SET TASK
Starting at the line that contains "Output the text content of this document.", reproduce every line through the end of the entries below, with no pictures in the copy.

[Collected data]
* Start *

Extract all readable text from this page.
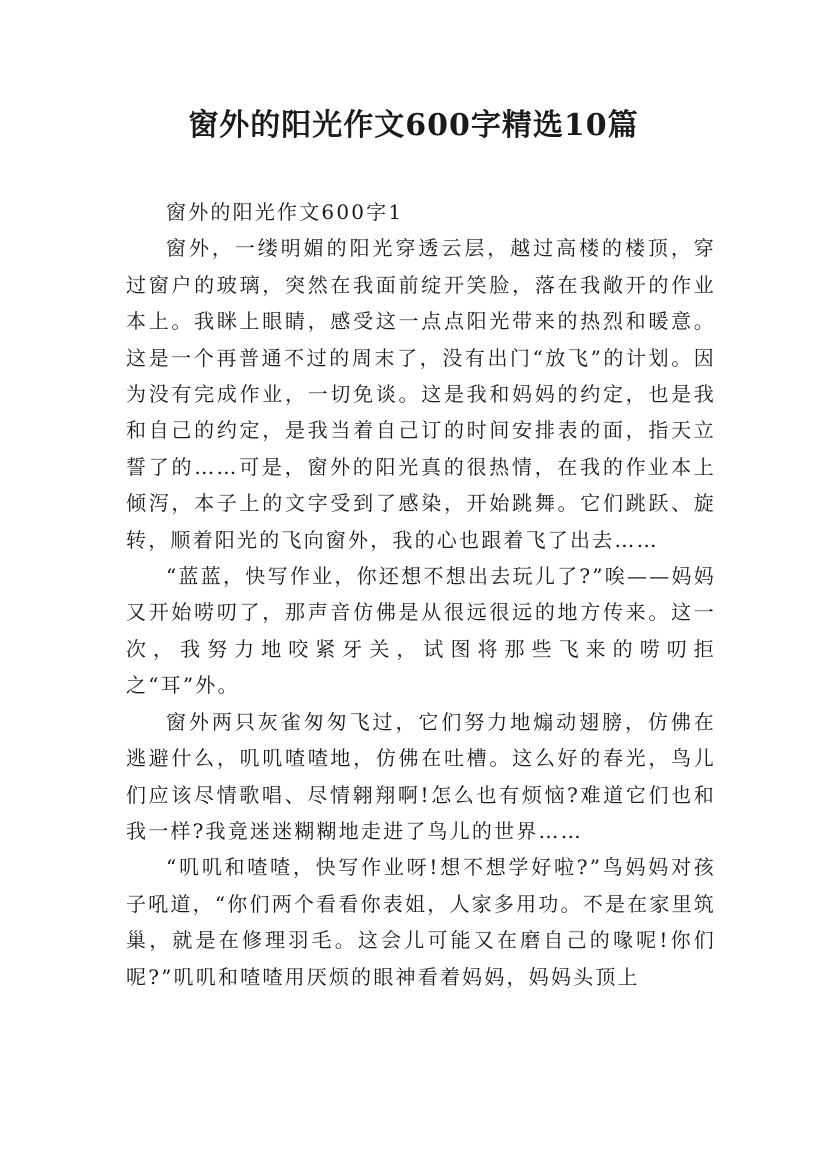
窗外的阳光作文600字精选10篇

窗外的阳光作文600字1

窗外，一缕明媚的阳光穿透云层，越过高楼的楼顶，穿过窗户的玻璃，突然在我面前绽开笑脸，落在我敞开的作业本上。我眯上眼睛，感受这一点点阳光带来的热烈和暖意。这是一个再普通不过的周末了，没有出门“放飞”的计划。因为没有完成作业，一切免谈。这是我和妈妈的约定，也是我和自己的约定，是我当着自己订的时间安排表的面，指天立誓了的……可是，窗外的阳光真的很热情，在我的作业本上倾泻，本子上的文字受到了感染，开始跳舞。它们跳跃、旋转，顺着阳光的飞向窗外，我的心也跟着飞了出去……

“蓝蓝，快写作业，你还想不想出去玩儿了?”唉——妈妈又开始唠叨了，那声音仿佛是从很远很远的地方传来。这一次，我努力地咬紧牙关，试图将那些飞来的唠叨拒之“耳”外。

窗外两只灰雀匆匆飞过，它们努力地煽动翅膀，仿佛在逃避什么，叽叽喳喳地，仿佛在吐槽。这么好的春光，鸟儿们应该尽情歌唱、尽情翱翔啊!怎么也有烦恼?难道它们也和我一样?我竟迷迷糊糊地走进了鸟儿的世界……

“叽叽和喳喳，快写作业呀!想不想学好啦?”鸟妈妈对孩子吼道，“你们两个看看你表姐，人家多用功。不是在家里筑巢，就是在修理羽毛。这会儿可能又在磨自己的喙呢!你们呢?”叽叽和喳喳用厌烦的眼神看着妈妈，妈妈头顶上
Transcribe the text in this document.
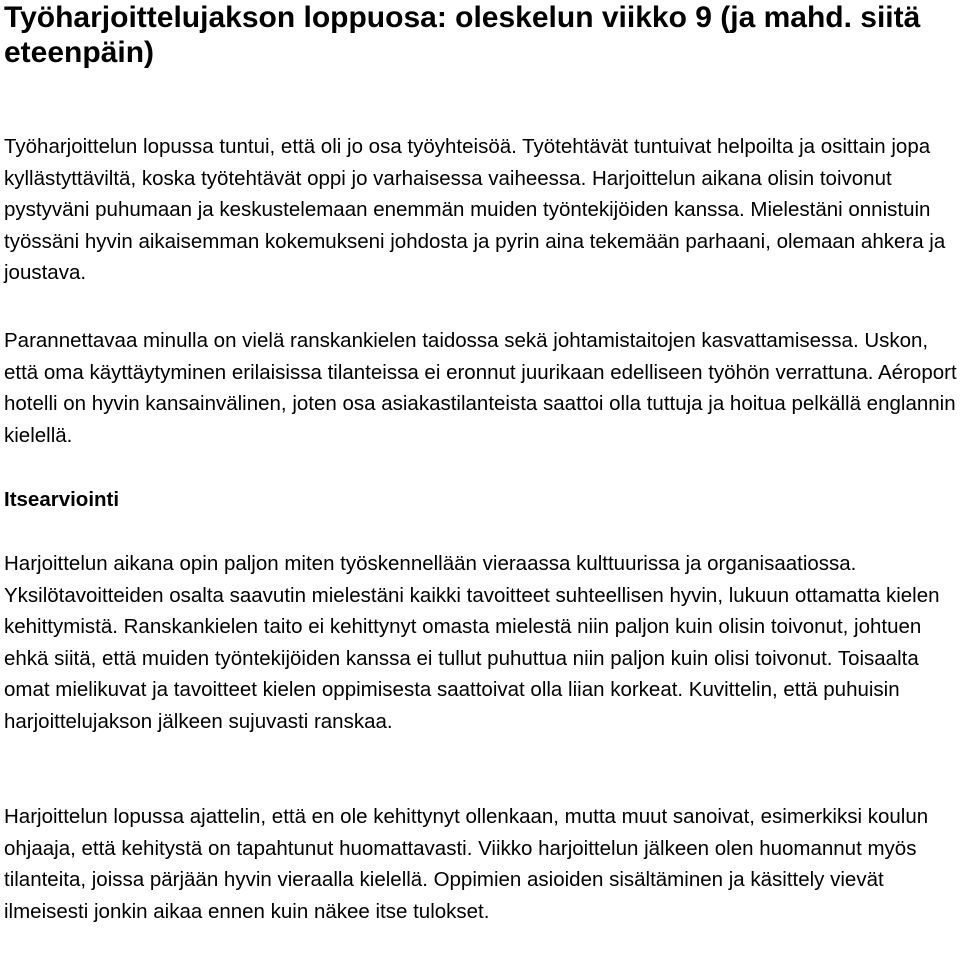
Työharjoittelujakson loppuosa: oleskelun viikko 9 (ja mahd. siitä eteenpäin)

Työharjoittelun lopussa tuntui, että oli jo osa työyhteisöä. Työtehtävät tuntuivat helpoilta ja osittain jopa kyllästyttäviltä, koska työtehtävät oppi jo varhaisessa vaiheessa. Harjoittelun aikana olisin toivonut pystyväni puhumaan ja keskustelemaan enemmän muiden työntekijöiden kanssa. Mielestäni onnistuin työssäni hyvin aikaisemman kokemukseni johdosta ja pyrin aina tekemään parhaani, olemaan ahkera ja joustava.

Parannettavaa minulla on vielä ranskankielen taidossa sekä johtamistaitojen kasvattamisessa. Uskon, että oma käyttäytyminen erilaisissa tilanteissa ei eronnut juurikaan edelliseen työhön verrattuna. Aéroport hotelli on hyvin kansainvälinen, joten osa asiakastilanteista saattoi olla tuttuja ja hoitua pelkällä englannin kielellä.

Itsearviointi

Harjoittelun aikana opin paljon miten työskennellään vieraassa kulttuurissa ja organisaatiossa. Yksilötavoitteiden osalta saavutin mielestäni kaikki tavoitteet suhteellisen hyvin, lukuun ottamatta kielen kehittymistä. Ranskankielen taito ei kehittynyt omasta mielestä niin paljon kuin olisin toivonut, johtuen ehkä siitä, että muiden työntekijöiden kanssa ei tullut puhuttua niin paljon kuin olisi toivonut. Toisaalta omat mielikuvat ja tavoitteet kielen oppimisesta saattoivat olla liian korkeat. Kuvittelin, että puhuisin harjoittelujakson jälkeen sujuvasti ranskaa.

Harjoittelun lopussa ajattelin, että en ole kehittynyt ollenkaan, mutta muut sanoivat, esimerkiksi koulun ohjaaja, että kehitystä on tapahtunut huomattavasti. Viikko harjoittelun jälkeen olen huomannut myös tilanteita, joissa pärjään hyvin vieraalla kielellä. Oppimien asioiden sisältäminen ja käsittely vievät ilmeisesti jonkin aikaa ennen kuin näkee itse tulokset.
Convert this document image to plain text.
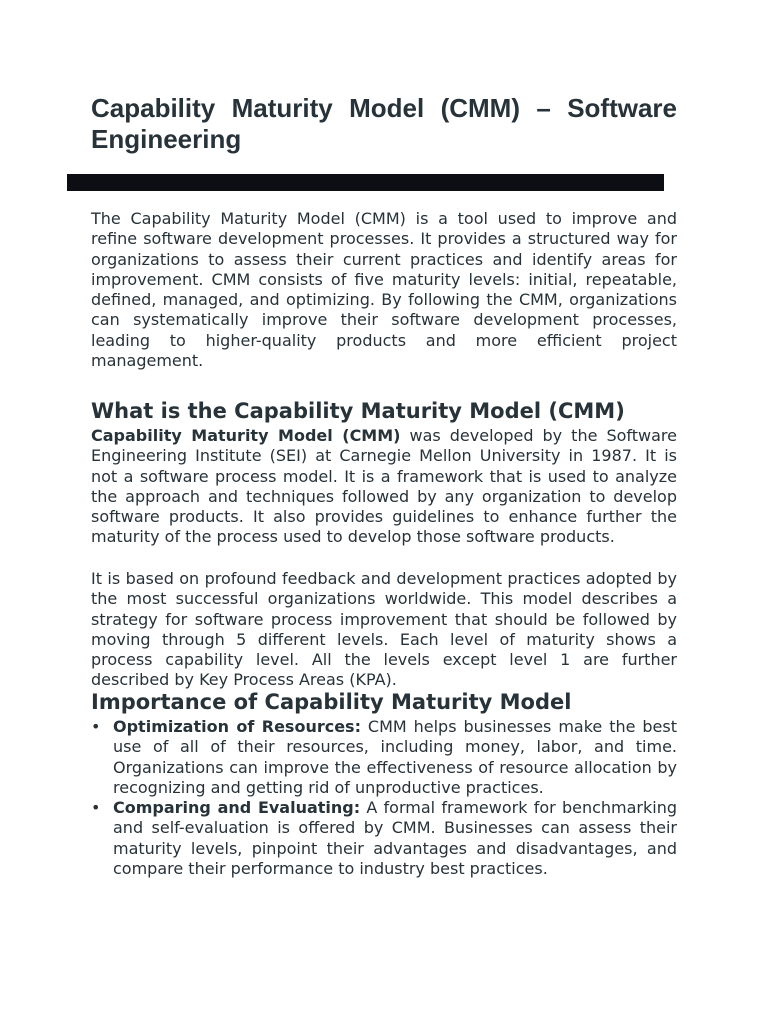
Capability Maturity Model (CMM) – Software Engineering

The Capability Maturity Model (CMM) is a tool used to improve and refine software development processes. It provides a structured way for organizations to assess their current practices and identify areas for improvement. CMM consists of five maturity levels: initial, repeatable, defined, managed, and optimizing. By following the CMM, organizations can systematically improve their software development processes, leading to higher-quality products and more efficient project management.

What is the Capability Maturity Model (CMM)

Capability Maturity Model (CMM) was developed by the Software Engineering Institute (SEI) at Carnegie Mellon University in 1987. It is not a software process model. It is a framework that is used to analyze the approach and techniques followed by any organization to develop software products. It also provides guidelines to enhance further the maturity of the process used to develop those software products.

It is based on profound feedback and development practices adopted by the most successful organizations worldwide. This model describes a strategy for software process improvement that should be followed by moving through 5 different levels. Each level of maturity shows a process capability level. All the levels except level 1 are further described by Key Process Areas (KPA).

Importance of Capability Maturity Model
• Optimization of Resources: CMM helps businesses make the best use of all of their resources, including money, labor, and time. Organizations can improve the effectiveness of resource allocation by recognizing and getting rid of unproductive practices.
• Comparing and Evaluating: A formal framework for benchmarking and self-evaluation is offered by CMM. Businesses can assess their maturity levels, pinpoint their advantages and disadvantages, and compare their performance to industry best practices.
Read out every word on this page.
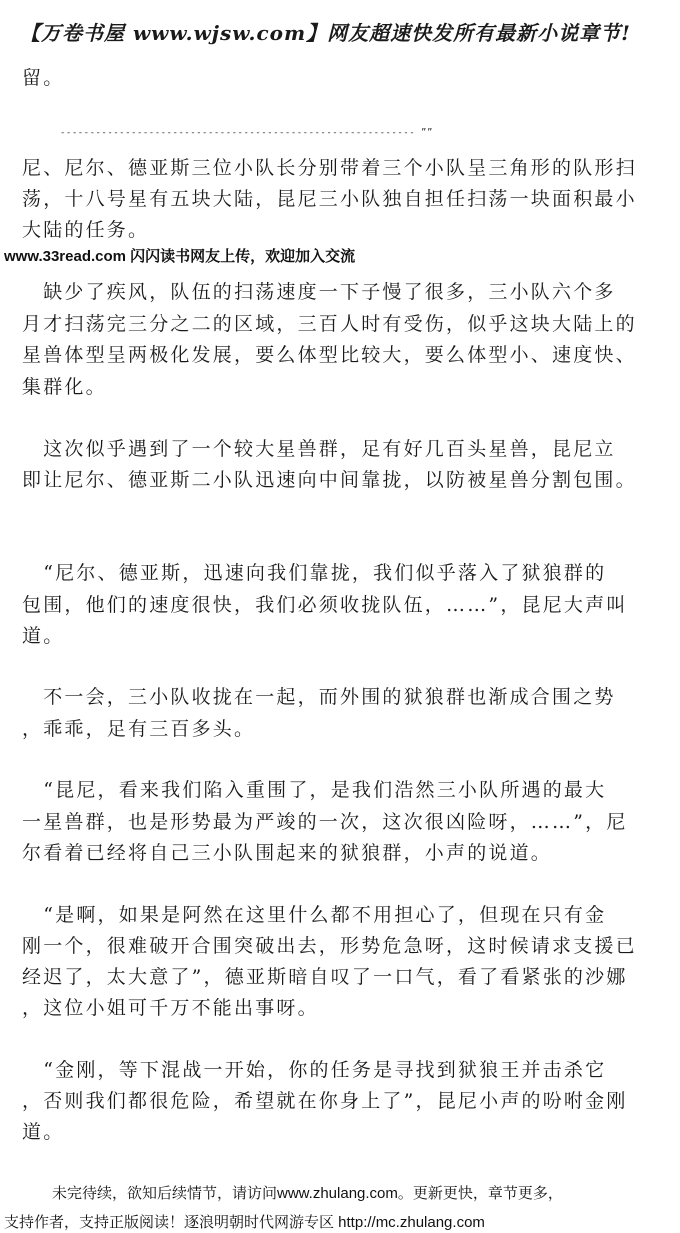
【万卷书屋 www.wjsw.com】网友超速快发所有最新小说章节!
留。
------------------------------------------------------------ ””
尼、尼尔、德亚斯三位小队长分别带着三个小队呈三角形的队形扫
荡，十八号星有五块大陆，昆尼三小队独自担任扫荡一块面积最小
大陆的任务。
www.33read.com 闪闪读书网友上传，欢迎加入交流
　缺少了疾风，队伍的扫荡速度一下子慢了很多，三小队六个多
月才扫荡完三分之二的区域，三百人时有受伤，似乎这块大陆上的
星兽体型呈两极化发展，要么体型比较大，要么体型小、速度快、
集群化。
　这次似乎遇到了一个较大星兽群，足有好几百头星兽，昆尼立
即让尼尔、德亚斯二小队迅速向中间靠拢，以防被星兽分割包围。
　“尼尔、德亚斯，迅速向我们靠拢，我们似乎落入了狱狼群的
包围，他们的速度很快，我们必须收拢队伍，……”，昆尼大声叫
道。
　不一会，三小队收拢在一起，而外围的狱狼群也渐成合围之势
，乖乖，足有三百多头。
　“昆尼，看来我们陷入重围了，是我们浩然三小队所遇的最大
一星兽群，也是形势最为严竣的一次，这次很凶险呀，……”，尼
尔看着已经将自己三小队围起来的狱狼群，小声的说道。
　“是啊，如果是阿然在这里什么都不用担心了，但现在只有金
刚一个，很难破开合围突破出去，形势危急呀，这时候请求支援已
经迟了，太大意了”，德亚斯暗自叹了一口气，看了看紧张的沙娜
，这位小姐可千万不能出事呀。
　“金刚，等下混战一开始，你的任务是寻找到狱狼王并击杀它
，否则我们都很危险，希望就在你身上了”，昆尼小声的吩咐金刚
道。
未完待续，欲知后续情节，请访问www.zhulang.com。更新更快，章节更多，
支持作者，支持正版阅读！逐浪明朝时代网游专区 http://mc.zhulang.com
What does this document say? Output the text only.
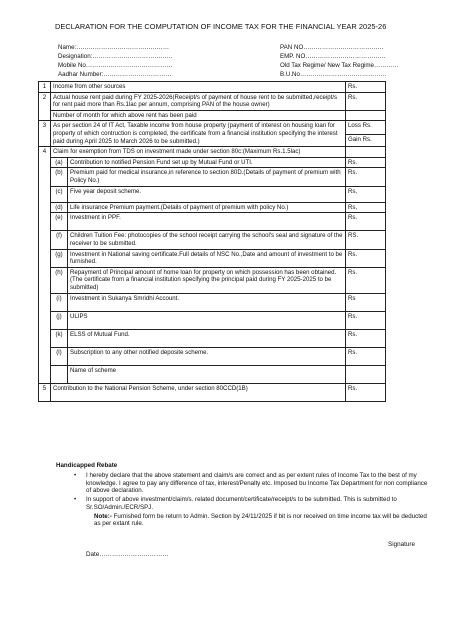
DECLARATION FOR THE COMPUTATION OF INCOME TAX FOR THE FINANCIAL YEAR 2025-26
Name:………………………………………	PAN NO…………………………………
Designation:…………………………………	EMP. NO…………………………………
Mobile No……………………………………	Old Tax Regime/ New Tax Regime…………
Aadhar Number:……………………………	B.U.No……………………………………
1	Income from other sources		Rs.
2	Actual house rent paid during FY 2025-2026(Receipt/s of payment of house rent to be submitted,receipt/s for rent paid more than Rs.1lac per annum, comprising PAN of the house owner)		Rs.
	Number of month for which above rent has been paid		
3	As per section 24 of IT Act, Taxable income from house property (payment of interest on housing loan for property of which contruction is completed, the certificate from a financial institution specifying the interest paid during April 2025 to March 2026 to be submitted.)		Loss Rs.
Gain Rs.

4	Claim for exemption from TDS on investment made under section 80c:(Maximum Rs.1.5lac)		
	(a)	Contribution to notified Pension Fund set up by Mutual Fund or UTI.	Rs.
	(b)	Premium paid for medical insurance,in reference to section 80D.(Details of payment of premium with Policy No.)	Rs.
	(c)	Five year deposit scheme.	Rs,
	(d)	Life insurance Premium payment.(Details of payment of premium with policy No.)	Rs,
	(e)	Investment in PPF.	Rs.
	(f)	Children Tuition Fee: photocopies of the school receipt carrying the school's seal and signature of the receiver to be submitted.	RS.
	(g)	Investment in National saving certificate.Full details of NSC No.,Date and amount of investment to be furnished.	Rs.
	(h)	Repayment of Principal amount of home loan for property on which possession has been obtained.(The certificate from a financial institution specifying the principal paid during FY 2025-2025 to be submitted)	Rs.
	(i)	Investment in Sukanya Smridhi Account.	Rs
	(j)	ULIPS	Rs.
	(k)	ELSS of Mutual Fund.	Rs.
	(l)	Subscription to any other notified deposite scheme.	Rs.
		Name of scheme	
5	Contribution to the National Pension Scheme, under section 80CCD(1B)		Rs.
Handicapped Rebate
•	I hereby declare that the above statement and claim/s are correct and as per extent rules of Income Tax to the best of my knowledge. I agree to pay any difference of tax, interest/Penalty etc. Imposed bu Income Tax Department for non compliance of above declaration.
•	In support of above investment/claim/s. related document/certificate/receipt/s to be submitted. This is submitted to Sr.SO/Admin./ECR/SPJ.
Note:- Furnished form be return to Admin. Section by 24/11/2025 if bit is nor received on time income tax will be deducted as per extant rule.
Signature
Date……………………………
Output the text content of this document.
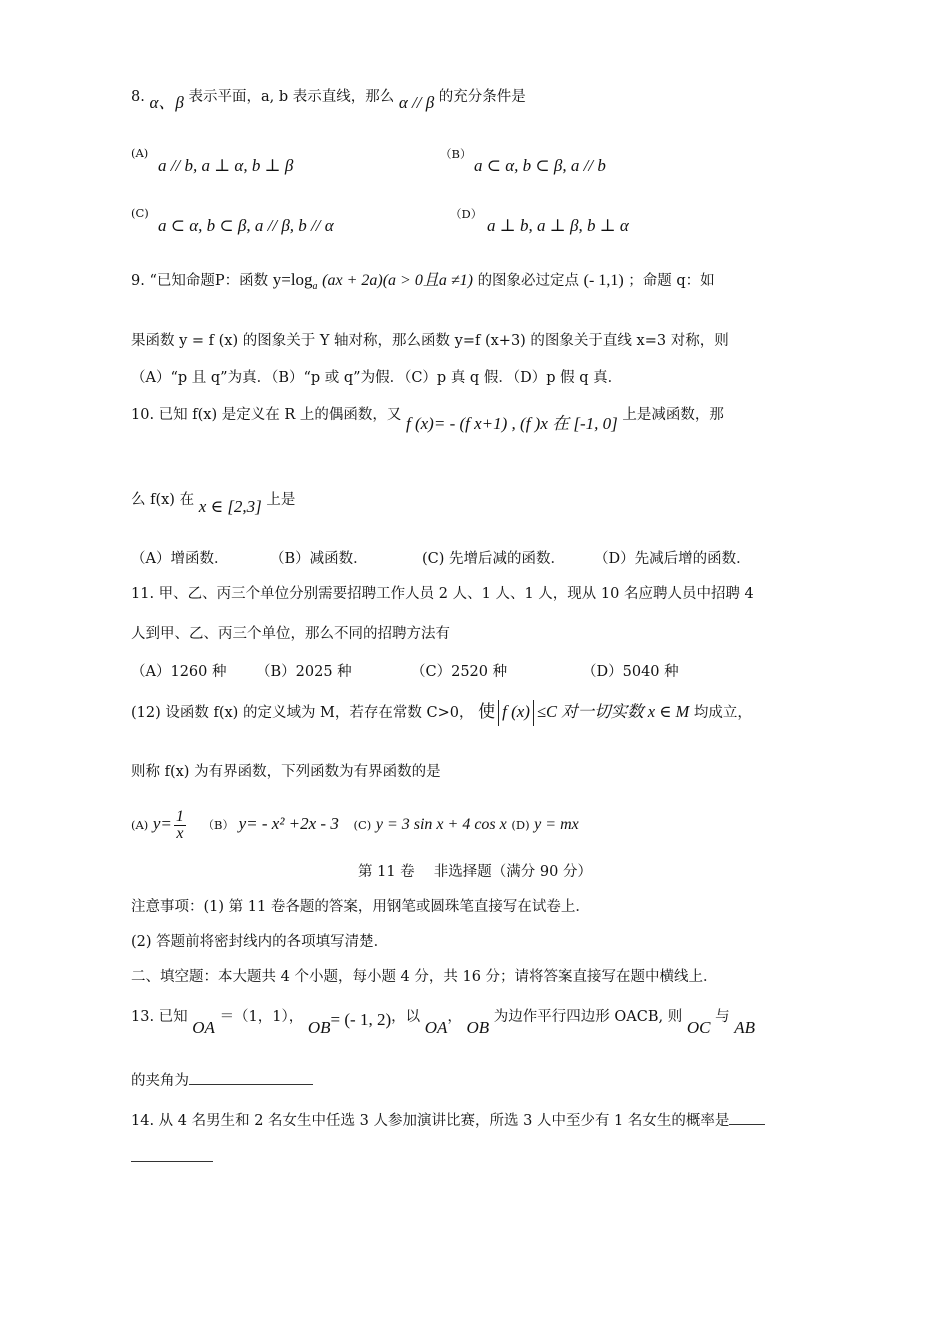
8. α、β 表示平面，a, b 表示直线，那么 α // β 的充分条件是
(A)
a // b, a ⊥ α, b ⊥ β
（B）
a ⊂ α, b ⊂ β, a // b
(C)
a ⊂ α, b ⊂ β, a // β, b // α
（D）
a ⊥ b, a ⊥ β, b ⊥ α
9. “已知命题P：函数 $y=\log_a$ (ax + 2a)(a > 0且a ≠1) 的图象必过定点 (- 1,1) ；命题 q：如
果函数 y = f (x) 的图象关于 Y 轴对称，那么函数 y=f (x+3) 的图象关于直线 x=3 对称，则
（A）“p 且 q”为真．（B）“p 或 q”为假．（C）p 真 q 假．（D）p 假 q 真．
10. 已知 f(x) 是定义在 R 上的偶函数，又 f (x)= - (f x+1) , (f )x 在 [-1, 0] 上是减函数，那
么 f(x) 在 x ∈ [2,3] 上是
（A）增函数．	（B）减函数．	(C) 先增后减的函数． （D）先减后增的函数．
11. 甲、乙、丙三个单位分别需要招聘工作人员 2 人、1 人、1 人，现从 10 名应聘人员中招聘 4
人到甲、乙、丙三个单位，那么不同的招聘方法有
（A）1260 种 （B）2025 种	（C）2520 种	（D）5040 种
(12) 设函数 f(x) 的定义域为 M，若存在常数 C>0， 使 f (x) ≤C 对一切实数 x ∈ M 均成立，
则称 f(x) 为有界函数，下列函数为有界函数的是
(A) $y= \frac{1}{x} (B)$ y= - x² +2x - 3 (C) y = 3 sin x + 4 cos x (D) y = mx
第 11 卷　 非选择题（满分 90 分）
注意事项：(1) 第 11 卷各题的答案，用钢笔或圆珠笔直接写在试卷上．
(2) 答题前将密封线内的各项填写清楚．
二、填空题：本大题共 4 个小题，每小题 4 分，共 16 分；请将答案直接写在题中横线上．
13. 已知 OA ＝（1，1）， OB= (- 1, 2)，以 OA， OB 为边作平行四边形 OACB, 则 OC 与 AB
的夹角为
14. 从 4 名男生和 2 名女生中任选 3 人参加演讲比赛，所选 3 人中至少有 1 名女生的概率是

* End *

WRITTEN REPLY
Output the text content of this document.
8. α、β 表示平面，a, b 表示直线，那么 α // β 的充分条件是
(A)
a // b, a ⊥ α, b ⊥ β
（B）
a ⊂ α, b ⊂ β, a // b
(C)
a ⊂ α, b ⊂ β, a // β, b // α
（D）
a ⊥ b, a ⊥ β, b ⊥ α
9. “已知命题P：函数 $y=\log_a$ (ax + 2a)(a > 0且a ≠1) 的图象必过定点 (- 1,1) ；命题 q：如
果函数 y = f (x) 的图象关于 Y 轴对称，那么函数 y=f (x+3) 的图象关于直线 x=3 对称，则
（A）“p 且 q”为真．（B）“p 或 q”为假．（C）p 真 q 假．（D）p 假 q 真．
10. 已知 f(x) 是定义在 R 上的偶函数，又 f (x)= - (f x+1) , (f )x 在 [-1, 0] 上是减函数，那
么 f(x) 在 x ∈ [2,3] 上是
（A）增函数．	（B）减函数．	(C) 先增后减的函数． （D）先减后增的函数．
11. 甲、乙、丙三个单位分别需要招聘工作人员 2 人、1 人、1 人，现从 10 名应聘人员中招聘 4
人到甲、乙、丙三个单位，那么不同的招聘方法有
（A）1260 种 （B）2025 种	（C）2520 种	（D）5040 种
(12) 设函数 f(x) 的定义域为 M，若存在常数 C>0， 使 f (x) ≤C 对一切实数 x ∈ M 均成立，
则称 f(x) 为有界函数，下列函数为有界函数的是
(A) $y= \frac{1}{x} (B)$ y= - x² +2x - 3 (C) y = 3 sin x + 4 cos x (D) y = mx
第 11 卷　 非选择题（满分 90 分）
注意事项：(1) 第 11 卷各题的答案，用钢笔或圆珠笔直接写在试卷上．
(2) 答题前将密封线内的各项填写清楚．
二、填空题：本大题共 4 个小题，每小题 4 分，共 16 分；请将答案直接写在题中横线上．
13. 已知 OA ＝（1，1）， OB= (- 1, 2)，以 OA， OB 为边作平行四边形 OACB, 则 OC 与 AB
的夹角为
14. 从 4 名男生和 2 名女生中任选 3 人参加演讲比赛，所选 3 人中至少有 1 名女生的概率是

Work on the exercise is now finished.